• _Written request_
Please copy every one of the records below exactly, leaving the pictures out.

━━━━━ Data shown ━━━━━

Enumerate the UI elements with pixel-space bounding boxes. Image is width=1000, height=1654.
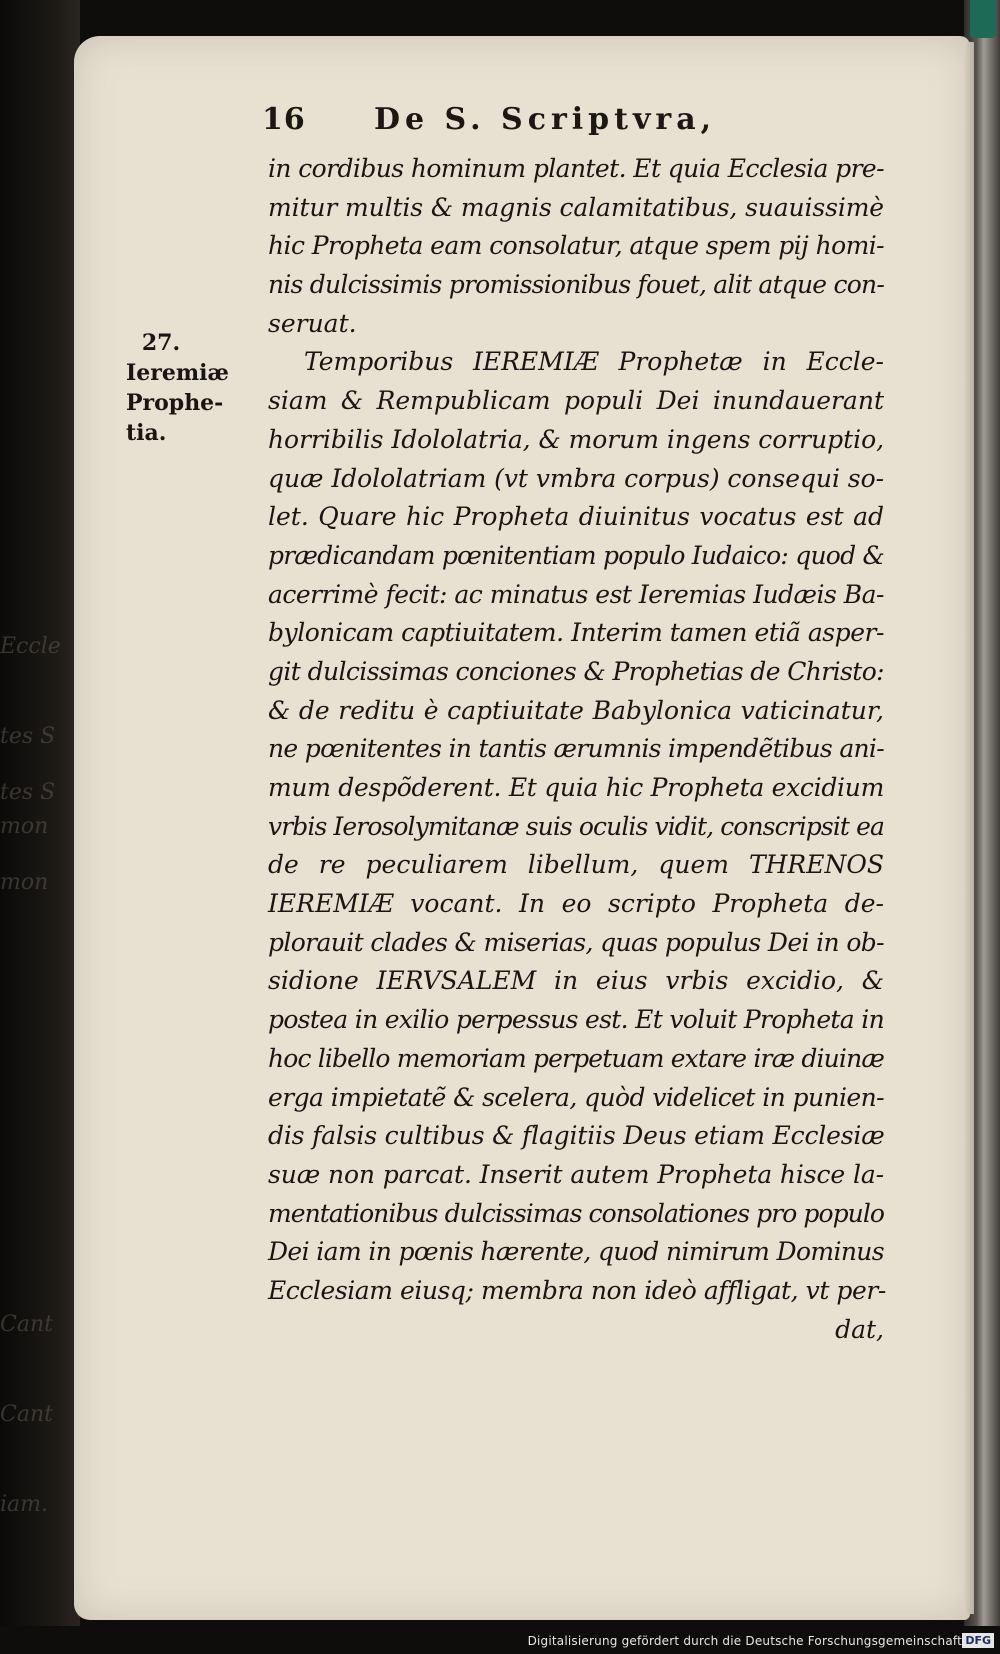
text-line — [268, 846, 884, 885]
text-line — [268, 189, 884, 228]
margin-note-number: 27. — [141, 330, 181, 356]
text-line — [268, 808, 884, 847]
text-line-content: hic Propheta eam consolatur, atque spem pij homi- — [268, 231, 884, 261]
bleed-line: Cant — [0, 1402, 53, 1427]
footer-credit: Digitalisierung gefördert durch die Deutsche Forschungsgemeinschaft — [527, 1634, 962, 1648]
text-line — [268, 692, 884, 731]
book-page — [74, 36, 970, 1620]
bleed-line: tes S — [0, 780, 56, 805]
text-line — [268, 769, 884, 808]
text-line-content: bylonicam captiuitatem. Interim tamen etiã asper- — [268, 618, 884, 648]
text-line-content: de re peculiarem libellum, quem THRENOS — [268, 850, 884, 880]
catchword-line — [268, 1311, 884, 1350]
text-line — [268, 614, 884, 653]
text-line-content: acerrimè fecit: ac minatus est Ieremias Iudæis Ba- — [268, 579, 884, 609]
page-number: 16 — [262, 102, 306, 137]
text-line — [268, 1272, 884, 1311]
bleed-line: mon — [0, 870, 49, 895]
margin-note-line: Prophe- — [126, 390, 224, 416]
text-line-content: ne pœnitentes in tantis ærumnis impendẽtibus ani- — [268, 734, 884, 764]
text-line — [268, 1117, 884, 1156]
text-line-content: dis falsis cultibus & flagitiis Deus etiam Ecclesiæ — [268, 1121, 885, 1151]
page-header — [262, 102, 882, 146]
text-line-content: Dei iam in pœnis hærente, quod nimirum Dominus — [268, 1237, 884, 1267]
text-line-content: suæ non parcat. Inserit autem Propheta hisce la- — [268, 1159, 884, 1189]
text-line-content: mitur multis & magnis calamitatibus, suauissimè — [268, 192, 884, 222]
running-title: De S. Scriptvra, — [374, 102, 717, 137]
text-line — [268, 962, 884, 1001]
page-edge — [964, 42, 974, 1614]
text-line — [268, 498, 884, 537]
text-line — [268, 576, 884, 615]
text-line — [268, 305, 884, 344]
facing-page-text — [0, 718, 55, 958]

━━━━━

• _Solution for this problem_
Enumerate the UI elements with pixel-space bounding boxes. Image is width=1000, height=1654.
text-line — [268, 846, 884, 885]
text-line — [268, 189, 884, 228]
margin-note-number: 27. — [141, 330, 181, 356]
text-line — [268, 808, 884, 847]
text-line-content: hic Propheta eam consolatur, atque spem pij homi- — [268, 231, 884, 261]
bleed-line: Cant — [0, 1402, 53, 1427]
footer-credit: Digitalisierung gefördert durch die Deutsche Forschungsgemeinschaft — [527, 1634, 962, 1648]
text-line — [268, 692, 884, 731]
book-page — [74, 36, 970, 1620]
bleed-line: tes S — [0, 780, 56, 805]
text-line — [268, 769, 884, 808]
text-line-content: bylonicam captiuitatem. Interim tamen etiã asper- — [268, 618, 884, 648]
text-line-content: de re peculiarem libellum, quem THRENOS — [268, 850, 884, 880]
catchword-line — [268, 1311, 884, 1350]
text-line — [268, 614, 884, 653]
text-line-content: acerrimè fecit: ac minatus est Ieremias Iudæis Ba- — [268, 579, 884, 609]
page-number: 16 — [262, 102, 306, 137]
text-line — [268, 1272, 884, 1311]
bleed-line: mon — [0, 870, 49, 895]
margin-note-line: Prophe- — [126, 390, 224, 416]
text-line-content: ne pœnitentes in tantis ærumnis impendẽtibus ani- — [268, 734, 884, 764]
text-line — [268, 1117, 884, 1156]
text-line-content: dis falsis cultibus & flagitiis Deus etiam Ecclesiæ — [268, 1121, 885, 1151]
page-header — [262, 102, 882, 146]
text-line-content: Dei iam in pœnis hærente, quod nimirum Dominus — [268, 1237, 884, 1267]
text-line-content: suæ non parcat. Inserit autem Propheta hisce la- — [268, 1159, 884, 1189]
text-line-content: mitur multis & magnis calamitatibus, suauissimè — [268, 192, 884, 222]
running-title: De S. Scriptvra, — [374, 102, 717, 137]
text-line — [268, 962, 884, 1001]
page-edge — [964, 42, 974, 1614]
text-line — [268, 498, 884, 537]
text-line — [268, 576, 884, 615]
text-line — [268, 305, 884, 344]
facing-page-text — [0, 718, 55, 958]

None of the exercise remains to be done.